-- Data shown start --

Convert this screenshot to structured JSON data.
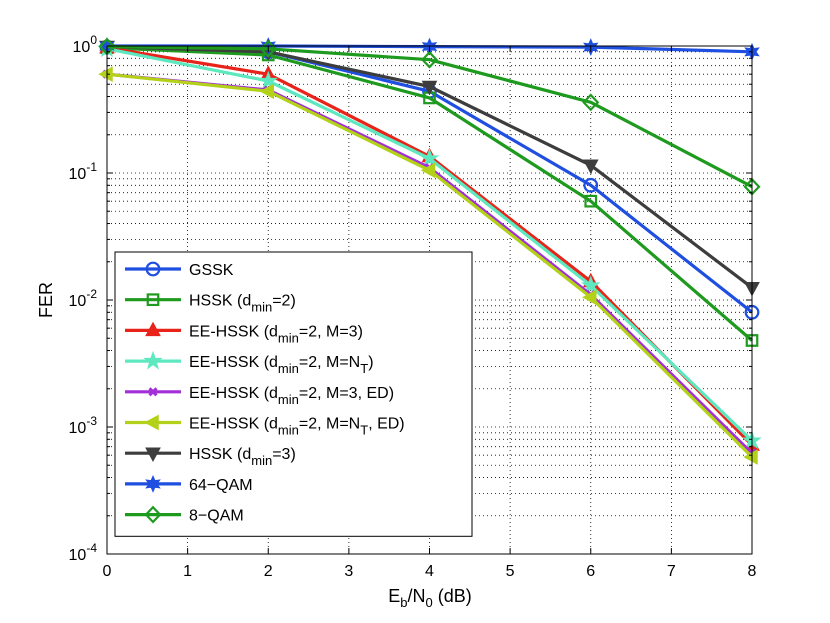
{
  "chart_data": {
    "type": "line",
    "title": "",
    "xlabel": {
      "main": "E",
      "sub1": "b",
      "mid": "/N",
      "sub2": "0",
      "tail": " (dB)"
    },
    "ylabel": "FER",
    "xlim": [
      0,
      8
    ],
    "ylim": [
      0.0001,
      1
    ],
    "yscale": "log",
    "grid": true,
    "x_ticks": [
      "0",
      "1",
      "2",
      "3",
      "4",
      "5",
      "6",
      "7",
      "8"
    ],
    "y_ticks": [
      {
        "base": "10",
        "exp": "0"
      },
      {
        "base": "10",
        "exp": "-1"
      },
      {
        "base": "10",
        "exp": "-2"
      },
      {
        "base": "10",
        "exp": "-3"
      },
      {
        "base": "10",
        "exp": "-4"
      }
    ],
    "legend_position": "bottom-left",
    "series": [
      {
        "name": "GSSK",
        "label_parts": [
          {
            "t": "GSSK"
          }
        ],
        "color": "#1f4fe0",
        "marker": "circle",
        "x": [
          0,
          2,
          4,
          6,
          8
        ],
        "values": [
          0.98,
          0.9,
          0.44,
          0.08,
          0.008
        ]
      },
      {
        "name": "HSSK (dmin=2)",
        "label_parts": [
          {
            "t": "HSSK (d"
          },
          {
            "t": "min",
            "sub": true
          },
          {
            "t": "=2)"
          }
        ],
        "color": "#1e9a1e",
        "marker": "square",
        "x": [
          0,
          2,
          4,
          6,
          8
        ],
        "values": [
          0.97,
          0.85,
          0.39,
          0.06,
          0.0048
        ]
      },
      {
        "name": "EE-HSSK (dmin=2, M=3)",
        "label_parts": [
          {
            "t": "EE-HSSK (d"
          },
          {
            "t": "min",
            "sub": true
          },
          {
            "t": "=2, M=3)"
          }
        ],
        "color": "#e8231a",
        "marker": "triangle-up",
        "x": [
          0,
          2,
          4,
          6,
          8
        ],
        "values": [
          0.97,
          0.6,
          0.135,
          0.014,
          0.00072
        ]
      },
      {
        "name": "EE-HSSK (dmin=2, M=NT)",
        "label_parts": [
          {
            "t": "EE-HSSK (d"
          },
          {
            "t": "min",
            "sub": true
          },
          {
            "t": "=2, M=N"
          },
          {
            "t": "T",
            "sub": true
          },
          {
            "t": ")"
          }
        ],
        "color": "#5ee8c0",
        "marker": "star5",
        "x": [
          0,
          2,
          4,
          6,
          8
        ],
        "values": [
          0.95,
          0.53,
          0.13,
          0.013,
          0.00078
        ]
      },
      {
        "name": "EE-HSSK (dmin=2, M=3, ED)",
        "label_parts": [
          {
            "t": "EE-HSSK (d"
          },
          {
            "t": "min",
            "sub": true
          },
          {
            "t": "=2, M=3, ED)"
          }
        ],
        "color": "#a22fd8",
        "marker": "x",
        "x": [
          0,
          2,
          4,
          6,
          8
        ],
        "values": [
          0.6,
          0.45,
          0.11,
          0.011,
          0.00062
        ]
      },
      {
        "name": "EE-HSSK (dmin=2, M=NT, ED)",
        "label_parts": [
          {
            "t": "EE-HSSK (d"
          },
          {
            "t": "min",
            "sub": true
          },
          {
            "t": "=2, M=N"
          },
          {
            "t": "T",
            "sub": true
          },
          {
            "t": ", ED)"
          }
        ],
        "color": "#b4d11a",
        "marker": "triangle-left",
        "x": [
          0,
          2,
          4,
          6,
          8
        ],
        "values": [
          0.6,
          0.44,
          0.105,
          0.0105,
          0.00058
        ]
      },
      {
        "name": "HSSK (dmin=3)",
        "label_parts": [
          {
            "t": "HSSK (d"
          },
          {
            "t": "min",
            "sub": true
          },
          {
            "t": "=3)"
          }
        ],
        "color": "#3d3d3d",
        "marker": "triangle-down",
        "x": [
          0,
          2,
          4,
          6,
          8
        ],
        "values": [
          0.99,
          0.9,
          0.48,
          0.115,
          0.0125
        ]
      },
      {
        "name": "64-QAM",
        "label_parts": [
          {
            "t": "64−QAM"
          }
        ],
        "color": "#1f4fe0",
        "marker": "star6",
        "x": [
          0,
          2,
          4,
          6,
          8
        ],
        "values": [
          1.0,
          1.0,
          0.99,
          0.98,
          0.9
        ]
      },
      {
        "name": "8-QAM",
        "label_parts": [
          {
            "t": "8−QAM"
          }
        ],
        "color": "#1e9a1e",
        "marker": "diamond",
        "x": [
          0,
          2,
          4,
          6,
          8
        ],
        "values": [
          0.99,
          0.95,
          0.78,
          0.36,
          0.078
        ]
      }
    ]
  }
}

-- Data shown end --
-- Data shown start --

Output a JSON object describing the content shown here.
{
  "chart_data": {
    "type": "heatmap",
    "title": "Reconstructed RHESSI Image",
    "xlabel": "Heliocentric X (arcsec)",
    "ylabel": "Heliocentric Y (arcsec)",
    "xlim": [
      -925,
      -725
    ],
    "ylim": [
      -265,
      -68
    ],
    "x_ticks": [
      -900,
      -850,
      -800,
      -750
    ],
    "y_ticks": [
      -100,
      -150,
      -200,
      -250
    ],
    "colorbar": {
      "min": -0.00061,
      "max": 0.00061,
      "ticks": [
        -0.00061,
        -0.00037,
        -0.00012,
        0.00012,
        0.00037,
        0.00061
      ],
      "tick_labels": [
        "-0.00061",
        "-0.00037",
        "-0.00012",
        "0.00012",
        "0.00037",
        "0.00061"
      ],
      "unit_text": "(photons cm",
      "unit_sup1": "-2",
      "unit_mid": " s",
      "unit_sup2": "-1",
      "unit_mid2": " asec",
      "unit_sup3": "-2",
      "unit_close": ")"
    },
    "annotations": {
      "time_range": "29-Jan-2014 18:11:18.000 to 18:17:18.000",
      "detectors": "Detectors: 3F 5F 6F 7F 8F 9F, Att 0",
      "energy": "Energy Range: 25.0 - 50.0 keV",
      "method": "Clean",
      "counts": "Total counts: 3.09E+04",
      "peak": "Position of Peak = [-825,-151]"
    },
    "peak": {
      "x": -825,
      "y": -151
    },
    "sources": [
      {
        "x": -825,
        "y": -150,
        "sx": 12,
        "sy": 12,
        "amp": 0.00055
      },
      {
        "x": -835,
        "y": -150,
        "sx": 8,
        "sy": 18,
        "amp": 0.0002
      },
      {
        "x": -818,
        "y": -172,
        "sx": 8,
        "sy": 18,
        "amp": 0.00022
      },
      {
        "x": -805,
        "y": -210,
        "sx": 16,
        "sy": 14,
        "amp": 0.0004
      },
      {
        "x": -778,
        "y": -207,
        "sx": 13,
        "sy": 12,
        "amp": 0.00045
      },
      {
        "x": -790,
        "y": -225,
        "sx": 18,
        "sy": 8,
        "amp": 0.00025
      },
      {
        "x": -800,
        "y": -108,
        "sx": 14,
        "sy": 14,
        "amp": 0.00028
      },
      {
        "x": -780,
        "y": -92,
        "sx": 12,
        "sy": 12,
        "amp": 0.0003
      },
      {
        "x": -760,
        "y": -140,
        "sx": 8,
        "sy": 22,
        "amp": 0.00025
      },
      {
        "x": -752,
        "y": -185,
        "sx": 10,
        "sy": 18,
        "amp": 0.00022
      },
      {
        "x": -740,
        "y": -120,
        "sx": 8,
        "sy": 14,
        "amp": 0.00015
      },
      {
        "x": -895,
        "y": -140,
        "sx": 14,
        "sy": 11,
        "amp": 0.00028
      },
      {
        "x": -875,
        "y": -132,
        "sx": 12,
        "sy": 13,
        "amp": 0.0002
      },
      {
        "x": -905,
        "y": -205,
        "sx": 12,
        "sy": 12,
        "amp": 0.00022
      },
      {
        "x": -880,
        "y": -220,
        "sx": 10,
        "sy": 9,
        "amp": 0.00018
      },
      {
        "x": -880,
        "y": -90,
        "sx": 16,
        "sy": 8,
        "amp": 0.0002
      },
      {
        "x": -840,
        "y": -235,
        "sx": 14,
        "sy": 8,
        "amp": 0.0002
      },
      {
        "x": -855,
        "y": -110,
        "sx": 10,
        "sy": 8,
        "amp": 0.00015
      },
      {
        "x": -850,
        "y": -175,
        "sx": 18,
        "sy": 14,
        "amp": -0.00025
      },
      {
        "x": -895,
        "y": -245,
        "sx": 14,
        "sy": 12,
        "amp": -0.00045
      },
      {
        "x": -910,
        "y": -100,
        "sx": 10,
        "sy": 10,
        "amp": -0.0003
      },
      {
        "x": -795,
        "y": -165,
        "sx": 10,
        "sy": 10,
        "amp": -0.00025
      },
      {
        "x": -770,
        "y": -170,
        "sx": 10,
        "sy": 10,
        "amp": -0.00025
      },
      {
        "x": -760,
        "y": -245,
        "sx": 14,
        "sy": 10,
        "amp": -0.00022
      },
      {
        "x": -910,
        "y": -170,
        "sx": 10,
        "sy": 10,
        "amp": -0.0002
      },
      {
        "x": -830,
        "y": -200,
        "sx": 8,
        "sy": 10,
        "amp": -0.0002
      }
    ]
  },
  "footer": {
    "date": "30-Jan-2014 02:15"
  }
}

-- Data shown end --

Given problem:
In the records above, how many lines include "title"? Give that number and nothing more.

Solution:
2